-- Start Provided data --

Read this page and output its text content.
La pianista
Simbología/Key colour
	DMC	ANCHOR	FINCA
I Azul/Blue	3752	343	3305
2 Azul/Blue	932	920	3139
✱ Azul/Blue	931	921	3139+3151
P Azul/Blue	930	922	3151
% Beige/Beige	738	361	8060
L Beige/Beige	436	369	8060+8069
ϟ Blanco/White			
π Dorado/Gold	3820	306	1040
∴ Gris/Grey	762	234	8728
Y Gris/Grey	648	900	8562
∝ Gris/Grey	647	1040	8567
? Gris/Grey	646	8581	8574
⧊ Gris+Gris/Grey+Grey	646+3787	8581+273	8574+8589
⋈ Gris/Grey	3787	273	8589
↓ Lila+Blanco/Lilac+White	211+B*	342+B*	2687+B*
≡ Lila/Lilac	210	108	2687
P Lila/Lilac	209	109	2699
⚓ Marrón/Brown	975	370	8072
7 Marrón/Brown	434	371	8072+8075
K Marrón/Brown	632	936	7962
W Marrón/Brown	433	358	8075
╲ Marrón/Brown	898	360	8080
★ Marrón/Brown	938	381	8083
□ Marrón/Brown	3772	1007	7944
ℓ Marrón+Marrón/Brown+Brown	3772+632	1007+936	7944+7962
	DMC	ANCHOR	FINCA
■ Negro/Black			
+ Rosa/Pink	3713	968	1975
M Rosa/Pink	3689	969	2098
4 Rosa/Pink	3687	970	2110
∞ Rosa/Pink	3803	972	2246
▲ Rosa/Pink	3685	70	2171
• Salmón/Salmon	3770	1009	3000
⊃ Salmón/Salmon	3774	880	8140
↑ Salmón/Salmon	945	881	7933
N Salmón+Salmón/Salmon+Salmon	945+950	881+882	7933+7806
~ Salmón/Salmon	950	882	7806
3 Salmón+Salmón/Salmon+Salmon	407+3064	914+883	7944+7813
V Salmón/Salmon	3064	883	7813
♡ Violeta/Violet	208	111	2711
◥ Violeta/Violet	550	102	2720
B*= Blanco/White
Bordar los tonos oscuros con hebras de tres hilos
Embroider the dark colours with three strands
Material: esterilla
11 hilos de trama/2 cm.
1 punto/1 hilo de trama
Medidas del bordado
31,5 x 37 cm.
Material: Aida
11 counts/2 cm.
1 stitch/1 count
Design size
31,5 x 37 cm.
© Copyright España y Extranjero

-- End Provided data --

### Short task
Where a line of the material above holds the string "White", copy that line.

### Output for this exercise
ϟ Blanco/White			
↓ Lila+Blanco/Lilac+White	211+B*	342+B*	2687+B*
B*= Blanco/White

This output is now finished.